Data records
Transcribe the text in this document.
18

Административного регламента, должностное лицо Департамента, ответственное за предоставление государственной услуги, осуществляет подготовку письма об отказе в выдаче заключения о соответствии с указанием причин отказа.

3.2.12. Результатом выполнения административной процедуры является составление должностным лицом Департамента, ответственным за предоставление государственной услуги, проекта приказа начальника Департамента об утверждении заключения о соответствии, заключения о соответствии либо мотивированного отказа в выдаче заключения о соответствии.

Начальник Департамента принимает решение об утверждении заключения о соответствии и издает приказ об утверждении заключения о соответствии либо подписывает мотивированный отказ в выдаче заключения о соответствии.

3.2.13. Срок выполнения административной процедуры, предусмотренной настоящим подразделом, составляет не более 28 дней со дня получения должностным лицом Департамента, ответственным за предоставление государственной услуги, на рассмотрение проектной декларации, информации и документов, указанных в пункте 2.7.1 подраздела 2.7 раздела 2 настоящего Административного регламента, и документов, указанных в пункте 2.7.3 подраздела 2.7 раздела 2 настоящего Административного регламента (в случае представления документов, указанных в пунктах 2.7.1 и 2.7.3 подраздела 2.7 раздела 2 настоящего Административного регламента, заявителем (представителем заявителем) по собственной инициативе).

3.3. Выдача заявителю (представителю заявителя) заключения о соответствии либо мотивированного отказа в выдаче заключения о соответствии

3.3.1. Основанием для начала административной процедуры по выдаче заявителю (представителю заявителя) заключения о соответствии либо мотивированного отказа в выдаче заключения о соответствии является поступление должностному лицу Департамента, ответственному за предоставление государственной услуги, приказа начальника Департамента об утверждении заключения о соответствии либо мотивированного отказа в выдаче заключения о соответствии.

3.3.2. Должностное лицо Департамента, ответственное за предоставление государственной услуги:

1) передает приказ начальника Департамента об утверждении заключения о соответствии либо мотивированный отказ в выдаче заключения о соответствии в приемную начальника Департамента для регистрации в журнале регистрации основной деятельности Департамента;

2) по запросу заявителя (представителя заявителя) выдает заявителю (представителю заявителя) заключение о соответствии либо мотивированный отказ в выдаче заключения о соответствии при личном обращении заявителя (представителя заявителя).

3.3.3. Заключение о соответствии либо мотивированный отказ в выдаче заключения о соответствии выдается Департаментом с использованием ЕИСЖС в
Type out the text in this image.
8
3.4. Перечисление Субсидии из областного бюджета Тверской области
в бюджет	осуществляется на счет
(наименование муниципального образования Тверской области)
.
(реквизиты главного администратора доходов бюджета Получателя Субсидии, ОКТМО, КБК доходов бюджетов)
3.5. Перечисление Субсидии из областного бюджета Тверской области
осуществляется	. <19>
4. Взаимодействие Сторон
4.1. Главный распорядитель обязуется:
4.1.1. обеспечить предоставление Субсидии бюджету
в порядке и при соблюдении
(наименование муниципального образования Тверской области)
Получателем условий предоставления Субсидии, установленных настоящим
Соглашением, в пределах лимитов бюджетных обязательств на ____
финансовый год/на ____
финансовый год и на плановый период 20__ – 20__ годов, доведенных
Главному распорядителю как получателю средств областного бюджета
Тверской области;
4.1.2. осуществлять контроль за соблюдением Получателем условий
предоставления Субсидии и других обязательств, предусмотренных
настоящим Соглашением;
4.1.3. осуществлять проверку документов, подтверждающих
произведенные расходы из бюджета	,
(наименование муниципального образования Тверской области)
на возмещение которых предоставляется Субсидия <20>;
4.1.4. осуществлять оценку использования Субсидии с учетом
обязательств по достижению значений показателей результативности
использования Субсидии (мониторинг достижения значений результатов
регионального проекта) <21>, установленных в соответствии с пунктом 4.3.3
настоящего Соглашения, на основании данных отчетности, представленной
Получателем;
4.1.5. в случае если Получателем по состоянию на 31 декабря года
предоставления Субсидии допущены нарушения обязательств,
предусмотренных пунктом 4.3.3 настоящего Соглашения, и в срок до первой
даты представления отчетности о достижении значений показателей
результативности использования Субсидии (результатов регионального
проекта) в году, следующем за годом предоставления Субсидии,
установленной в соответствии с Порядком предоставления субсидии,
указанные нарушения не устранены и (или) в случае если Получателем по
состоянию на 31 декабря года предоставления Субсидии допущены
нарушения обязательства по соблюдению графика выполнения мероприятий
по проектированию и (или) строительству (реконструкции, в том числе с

• [Instruction] Go through the listing above and work out how many lines contain the string "ответственное". Reply with the number alone.

• [Worked solution] 2